- SHORT EXERCISE
Scan the data below for the string "this". Copy every line where it appears.

- INFORMATION SUPPLIED
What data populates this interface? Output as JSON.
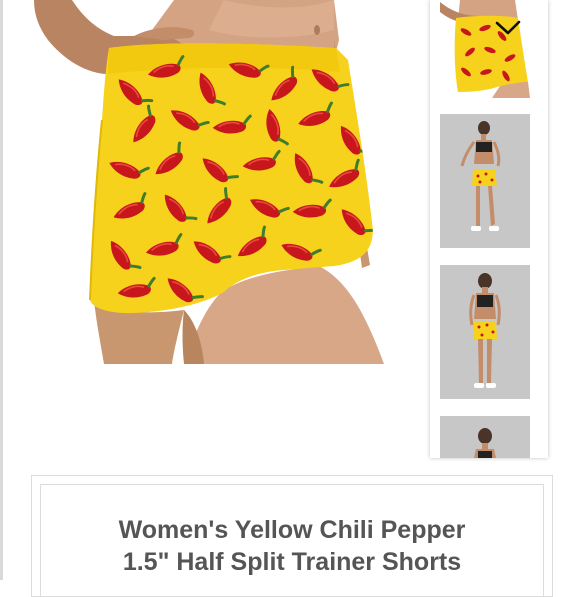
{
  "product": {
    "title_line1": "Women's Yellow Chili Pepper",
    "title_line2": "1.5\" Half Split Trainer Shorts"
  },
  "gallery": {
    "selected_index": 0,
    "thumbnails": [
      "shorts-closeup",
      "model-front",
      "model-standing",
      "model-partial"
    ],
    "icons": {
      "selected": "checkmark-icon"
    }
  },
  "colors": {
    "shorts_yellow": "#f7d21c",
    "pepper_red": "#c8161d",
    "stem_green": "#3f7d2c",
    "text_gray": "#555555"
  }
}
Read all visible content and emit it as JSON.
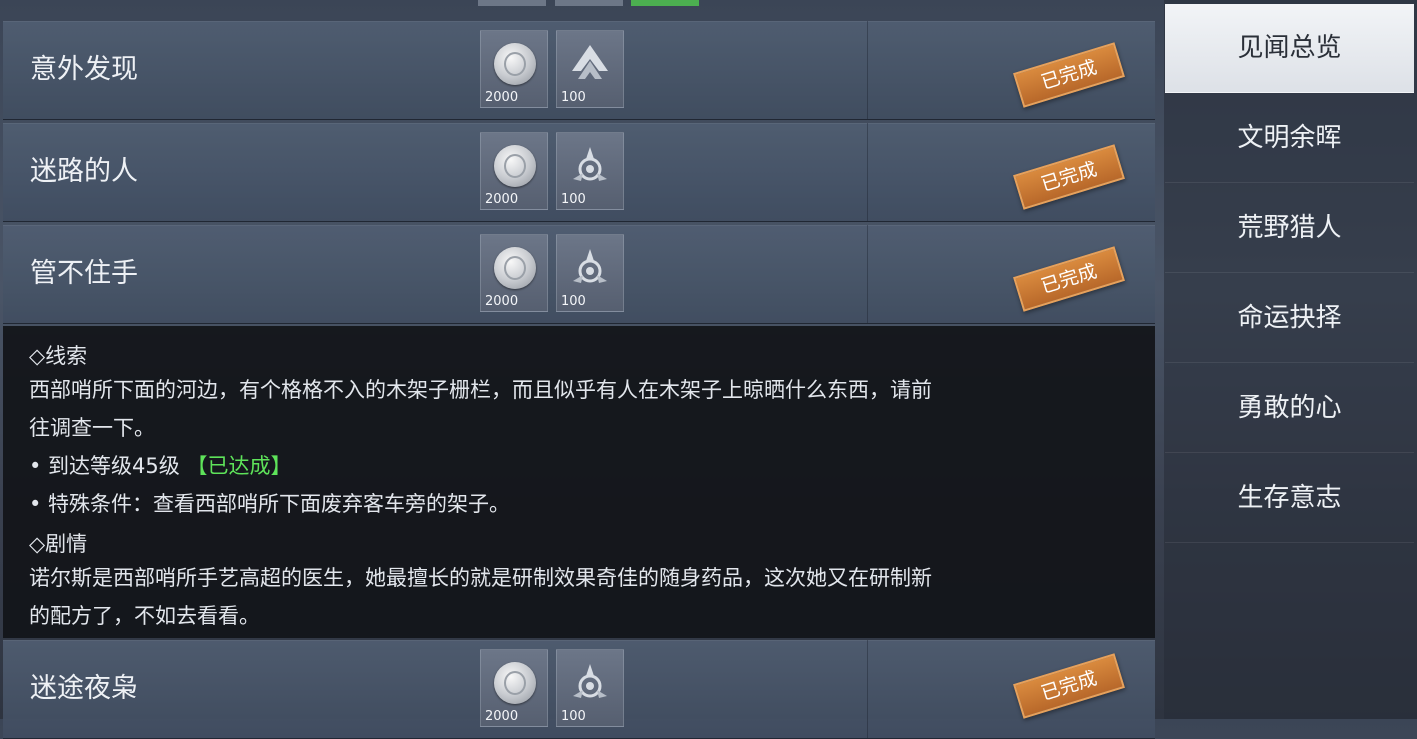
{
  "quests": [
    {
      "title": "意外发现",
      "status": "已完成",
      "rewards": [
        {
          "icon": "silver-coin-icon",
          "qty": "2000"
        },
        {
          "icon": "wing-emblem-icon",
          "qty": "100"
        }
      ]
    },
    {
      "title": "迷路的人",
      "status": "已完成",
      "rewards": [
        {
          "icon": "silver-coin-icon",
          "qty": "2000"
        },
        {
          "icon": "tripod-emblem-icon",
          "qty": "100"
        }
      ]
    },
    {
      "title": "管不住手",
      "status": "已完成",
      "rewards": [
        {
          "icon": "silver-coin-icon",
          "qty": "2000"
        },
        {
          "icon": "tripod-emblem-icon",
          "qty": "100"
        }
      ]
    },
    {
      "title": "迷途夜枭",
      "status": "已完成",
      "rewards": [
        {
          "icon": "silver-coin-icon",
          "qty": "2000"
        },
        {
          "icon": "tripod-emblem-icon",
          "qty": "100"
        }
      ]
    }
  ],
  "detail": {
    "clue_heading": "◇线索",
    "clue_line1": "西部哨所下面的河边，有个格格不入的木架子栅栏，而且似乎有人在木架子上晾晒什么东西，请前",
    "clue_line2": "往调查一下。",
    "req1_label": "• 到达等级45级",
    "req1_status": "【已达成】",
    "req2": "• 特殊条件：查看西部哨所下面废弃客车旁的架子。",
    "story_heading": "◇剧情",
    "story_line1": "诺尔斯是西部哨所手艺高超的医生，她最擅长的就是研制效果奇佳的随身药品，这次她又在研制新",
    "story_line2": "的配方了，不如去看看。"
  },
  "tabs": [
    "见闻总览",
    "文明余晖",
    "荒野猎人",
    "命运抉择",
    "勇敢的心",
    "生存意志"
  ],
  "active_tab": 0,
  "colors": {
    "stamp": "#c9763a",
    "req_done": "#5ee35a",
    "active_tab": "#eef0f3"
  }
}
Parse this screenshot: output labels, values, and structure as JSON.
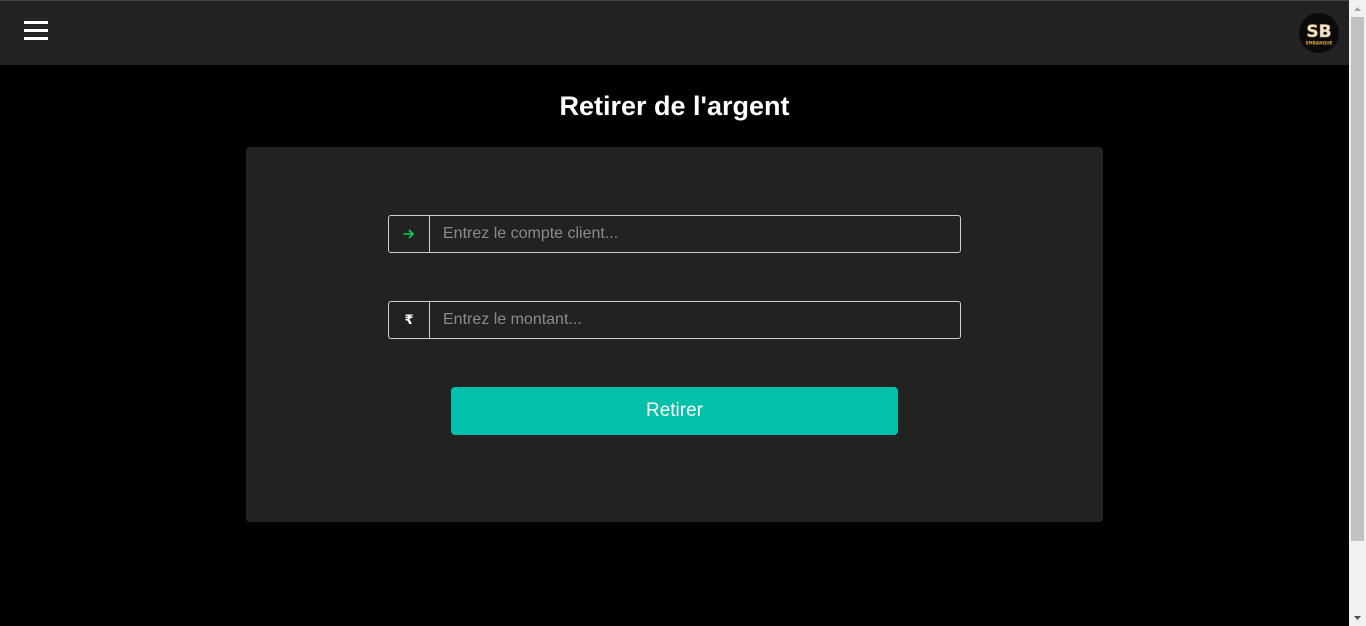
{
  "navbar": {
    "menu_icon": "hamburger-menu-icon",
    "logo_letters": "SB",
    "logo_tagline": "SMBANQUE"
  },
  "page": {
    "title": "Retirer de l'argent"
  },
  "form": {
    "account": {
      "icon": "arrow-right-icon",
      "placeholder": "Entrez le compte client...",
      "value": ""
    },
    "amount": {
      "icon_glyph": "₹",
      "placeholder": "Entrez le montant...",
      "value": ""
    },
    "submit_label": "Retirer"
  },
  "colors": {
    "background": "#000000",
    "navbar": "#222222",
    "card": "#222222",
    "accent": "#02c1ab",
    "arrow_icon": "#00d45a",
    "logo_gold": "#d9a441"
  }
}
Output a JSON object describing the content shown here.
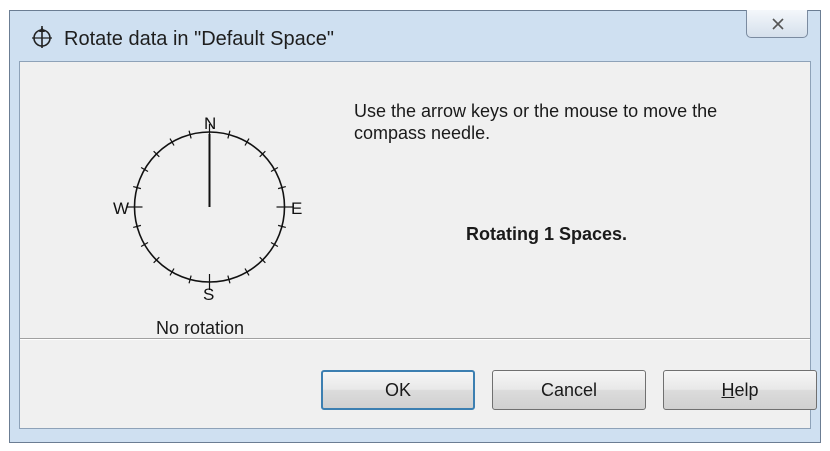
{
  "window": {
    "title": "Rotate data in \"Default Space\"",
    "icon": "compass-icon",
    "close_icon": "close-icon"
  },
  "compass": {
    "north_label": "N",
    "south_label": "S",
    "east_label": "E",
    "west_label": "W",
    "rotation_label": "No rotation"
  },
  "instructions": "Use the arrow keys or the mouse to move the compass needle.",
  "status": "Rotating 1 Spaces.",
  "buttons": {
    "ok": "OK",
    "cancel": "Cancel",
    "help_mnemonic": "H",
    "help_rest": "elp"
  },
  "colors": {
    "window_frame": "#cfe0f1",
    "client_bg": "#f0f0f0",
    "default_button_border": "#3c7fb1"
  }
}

- TASK RESULT
What data populates this interface? Output as JSON.
Parse this screenshot: output labels, values, and structure as JSON.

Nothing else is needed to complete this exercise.